++++ Data rows
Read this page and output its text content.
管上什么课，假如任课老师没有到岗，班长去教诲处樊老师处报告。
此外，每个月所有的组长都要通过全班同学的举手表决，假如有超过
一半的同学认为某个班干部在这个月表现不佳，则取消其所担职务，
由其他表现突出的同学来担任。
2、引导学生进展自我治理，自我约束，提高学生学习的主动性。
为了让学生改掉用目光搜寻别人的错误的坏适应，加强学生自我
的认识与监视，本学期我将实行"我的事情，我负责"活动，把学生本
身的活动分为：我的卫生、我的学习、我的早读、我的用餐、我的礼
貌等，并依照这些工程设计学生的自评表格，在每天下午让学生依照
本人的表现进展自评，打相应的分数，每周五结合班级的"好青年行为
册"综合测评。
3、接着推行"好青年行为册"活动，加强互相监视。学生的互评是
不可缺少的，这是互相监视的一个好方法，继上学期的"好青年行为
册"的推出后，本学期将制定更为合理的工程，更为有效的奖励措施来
++++++++
◆ Objective: Make an exact copy of the listing, including every line.

◆ The output:
Read this page and output its text content.
管上什么课，假如任课老师没有到岗，班长去教诲处樊老师处报告。
此外，每个月所有的组长都要通过全班同学的举手表决，假如有超过
一半的同学认为某个班干部在这个月表现不佳，则取消其所担职务，
由其他表现突出的同学来担任。
2、引导学生进展自我治理，自我约束，提高学生学习的主动性。
为了让学生改掉用目光搜寻别人的错误的坏适应，加强学生自我
的认识与监视，本学期我将实行"我的事情，我负责"活动，把学生本
身的活动分为：我的卫生、我的学习、我的早读、我的用餐、我的礼
貌等，并依照这些工程设计学生的自评表格，在每天下午让学生依照
本人的表现进展自评，打相应的分数，每周五结合班级的"好青年行为
册"综合测评。
3、接着推行"好青年行为册"活动，加强互相监视。学生的互评是
不可缺少的，这是互相监视的一个好方法，继上学期的"好青年行为
册"的推出后，本学期将制定更为合理的工程，更为有效的奖励措施来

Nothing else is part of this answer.